## To do
Answer with a number only: how many lines of the data contain "Hello"?

---+---

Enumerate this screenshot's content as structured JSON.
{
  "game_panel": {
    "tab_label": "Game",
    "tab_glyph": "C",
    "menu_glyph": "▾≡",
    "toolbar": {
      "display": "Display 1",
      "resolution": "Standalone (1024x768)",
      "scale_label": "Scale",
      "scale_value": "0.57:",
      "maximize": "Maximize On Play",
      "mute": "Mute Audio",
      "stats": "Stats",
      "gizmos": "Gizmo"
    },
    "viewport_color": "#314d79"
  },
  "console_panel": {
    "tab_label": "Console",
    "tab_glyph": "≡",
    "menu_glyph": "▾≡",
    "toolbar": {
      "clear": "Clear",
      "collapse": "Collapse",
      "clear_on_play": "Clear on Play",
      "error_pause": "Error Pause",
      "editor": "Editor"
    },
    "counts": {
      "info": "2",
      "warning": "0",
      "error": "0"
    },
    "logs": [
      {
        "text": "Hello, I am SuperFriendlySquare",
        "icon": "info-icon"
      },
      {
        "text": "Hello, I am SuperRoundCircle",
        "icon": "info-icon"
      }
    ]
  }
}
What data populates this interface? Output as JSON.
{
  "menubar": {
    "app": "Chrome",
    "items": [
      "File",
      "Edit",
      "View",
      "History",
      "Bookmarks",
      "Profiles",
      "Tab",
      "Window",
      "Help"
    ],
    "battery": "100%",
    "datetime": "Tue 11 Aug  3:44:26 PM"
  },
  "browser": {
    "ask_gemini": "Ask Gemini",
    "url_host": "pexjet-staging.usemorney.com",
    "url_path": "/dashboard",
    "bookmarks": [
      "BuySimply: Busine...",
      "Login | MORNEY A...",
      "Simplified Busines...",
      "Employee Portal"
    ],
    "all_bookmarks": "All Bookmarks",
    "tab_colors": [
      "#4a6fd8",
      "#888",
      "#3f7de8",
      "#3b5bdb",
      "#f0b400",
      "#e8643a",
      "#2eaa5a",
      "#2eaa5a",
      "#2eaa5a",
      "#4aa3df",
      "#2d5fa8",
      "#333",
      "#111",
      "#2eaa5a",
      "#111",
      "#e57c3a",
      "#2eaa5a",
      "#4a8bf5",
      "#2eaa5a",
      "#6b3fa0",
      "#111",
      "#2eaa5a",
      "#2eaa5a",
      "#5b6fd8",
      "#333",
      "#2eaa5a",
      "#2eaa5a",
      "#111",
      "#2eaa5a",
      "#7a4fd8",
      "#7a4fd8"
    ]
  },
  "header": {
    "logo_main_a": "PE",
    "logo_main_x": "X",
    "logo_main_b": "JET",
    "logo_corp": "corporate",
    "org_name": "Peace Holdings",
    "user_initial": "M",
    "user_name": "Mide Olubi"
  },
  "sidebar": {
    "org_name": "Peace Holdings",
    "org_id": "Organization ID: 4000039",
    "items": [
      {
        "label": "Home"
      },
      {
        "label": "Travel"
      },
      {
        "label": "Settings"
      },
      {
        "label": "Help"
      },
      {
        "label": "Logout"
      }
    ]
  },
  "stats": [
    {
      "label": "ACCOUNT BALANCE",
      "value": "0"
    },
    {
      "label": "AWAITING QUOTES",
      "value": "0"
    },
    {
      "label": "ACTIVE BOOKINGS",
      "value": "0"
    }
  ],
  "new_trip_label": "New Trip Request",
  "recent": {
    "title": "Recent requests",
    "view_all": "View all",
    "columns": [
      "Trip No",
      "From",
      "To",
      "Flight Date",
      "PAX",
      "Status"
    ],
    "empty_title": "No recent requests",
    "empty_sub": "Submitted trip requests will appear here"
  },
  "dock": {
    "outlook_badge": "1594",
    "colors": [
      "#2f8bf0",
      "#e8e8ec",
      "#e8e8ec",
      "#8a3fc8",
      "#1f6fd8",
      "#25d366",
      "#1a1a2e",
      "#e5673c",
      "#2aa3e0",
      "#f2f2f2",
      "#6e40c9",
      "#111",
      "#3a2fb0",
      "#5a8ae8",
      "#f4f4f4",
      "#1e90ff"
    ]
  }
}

---+---

## Result
2